Excerpt from a dataset:

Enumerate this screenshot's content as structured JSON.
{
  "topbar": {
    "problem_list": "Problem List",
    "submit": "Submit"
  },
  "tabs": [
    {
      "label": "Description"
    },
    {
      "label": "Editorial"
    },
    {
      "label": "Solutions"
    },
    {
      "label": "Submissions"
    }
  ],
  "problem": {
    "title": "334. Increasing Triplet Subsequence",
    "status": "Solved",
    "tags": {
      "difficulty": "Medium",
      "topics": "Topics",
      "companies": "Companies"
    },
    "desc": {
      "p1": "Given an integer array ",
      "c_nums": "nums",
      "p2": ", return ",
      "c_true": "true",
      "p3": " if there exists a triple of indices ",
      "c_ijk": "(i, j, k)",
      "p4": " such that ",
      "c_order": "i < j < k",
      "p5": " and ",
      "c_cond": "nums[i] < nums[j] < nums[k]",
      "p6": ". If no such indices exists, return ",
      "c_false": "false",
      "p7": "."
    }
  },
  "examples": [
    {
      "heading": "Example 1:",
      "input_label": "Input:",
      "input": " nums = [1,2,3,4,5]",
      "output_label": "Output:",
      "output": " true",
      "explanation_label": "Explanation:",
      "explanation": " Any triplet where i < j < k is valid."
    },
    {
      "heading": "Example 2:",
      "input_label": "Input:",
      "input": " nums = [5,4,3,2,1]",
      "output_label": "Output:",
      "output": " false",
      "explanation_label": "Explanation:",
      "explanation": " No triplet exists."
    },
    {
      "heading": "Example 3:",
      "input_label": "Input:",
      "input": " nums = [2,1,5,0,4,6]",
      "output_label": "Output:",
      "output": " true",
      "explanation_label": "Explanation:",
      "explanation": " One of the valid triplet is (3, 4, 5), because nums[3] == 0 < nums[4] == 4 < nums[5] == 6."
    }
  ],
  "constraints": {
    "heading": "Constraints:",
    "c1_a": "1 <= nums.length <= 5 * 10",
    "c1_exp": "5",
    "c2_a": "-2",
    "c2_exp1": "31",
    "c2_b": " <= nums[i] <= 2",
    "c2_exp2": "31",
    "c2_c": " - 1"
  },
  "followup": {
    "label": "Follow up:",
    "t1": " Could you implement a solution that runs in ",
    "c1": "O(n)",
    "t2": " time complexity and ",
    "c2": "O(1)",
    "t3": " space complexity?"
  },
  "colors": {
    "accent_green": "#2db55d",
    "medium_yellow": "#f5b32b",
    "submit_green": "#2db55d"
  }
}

* What needs to be done
Please reproduce every line of the material word for word.

* Reply
Enumerate this screenshot's content as structured JSON.
{
  "topbar": {
    "problem_list": "Problem List",
    "submit": "Submit"
  },
  "tabs": [
    {
      "label": "Description"
    },
    {
      "label": "Editorial"
    },
    {
      "label": "Solutions"
    },
    {
      "label": "Submissions"
    }
  ],
  "problem": {
    "title": "334. Increasing Triplet Subsequence",
    "status": "Solved",
    "tags": {
      "difficulty": "Medium",
      "topics": "Topics",
      "companies": "Companies"
    },
    "desc": {
      "p1": "Given an integer array ",
      "c_nums": "nums",
      "p2": ", return ",
      "c_true": "true",
      "p3": " if there exists a triple of indices ",
      "c_ijk": "(i, j, k)",
      "p4": " such that ",
      "c_order": "i < j < k",
      "p5": " and ",
      "c_cond": "nums[i] < nums[j] < nums[k]",
      "p6": ". If no such indices exists, return ",
      "c_false": "false",
      "p7": "."
    }
  },
  "examples": [
    {
      "heading": "Example 1:",
      "input_label": "Input:",
      "input": " nums = [1,2,3,4,5]",
      "output_label": "Output:",
      "output": " true",
      "explanation_label": "Explanation:",
      "explanation": " Any triplet where i < j < k is valid."
    },
    {
      "heading": "Example 2:",
      "input_label": "Input:",
      "input": " nums = [5,4,3,2,1]",
      "output_label": "Output:",
      "output": " false",
      "explanation_label": "Explanation:",
      "explanation": " No triplet exists."
    },
    {
      "heading": "Example 3:",
      "input_label": "Input:",
      "input": " nums = [2,1,5,0,4,6]",
      "output_label": "Output:",
      "output": " true",
      "explanation_label": "Explanation:",
      "explanation": " One of the valid triplet is (3, 4, 5), because nums[3] == 0 < nums[4] == 4 < nums[5] == 6."
    }
  ],
  "constraints": {
    "heading": "Constraints:",
    "c1_a": "1 <= nums.length <= 5 * 10",
    "c1_exp": "5",
    "c2_a": "-2",
    "c2_exp1": "31",
    "c2_b": " <= nums[i] <= 2",
    "c2_exp2": "31",
    "c2_c": " - 1"
  },
  "followup": {
    "label": "Follow up:",
    "t1": " Could you implement a solution that runs in ",
    "c1": "O(n)",
    "t2": " time complexity and ",
    "c2": "O(1)",
    "t3": " space complexity?"
  },
  "colors": {
    "accent_green": "#2db55d",
    "medium_yellow": "#f5b32b",
    "submit_green": "#2db55d"
  }
}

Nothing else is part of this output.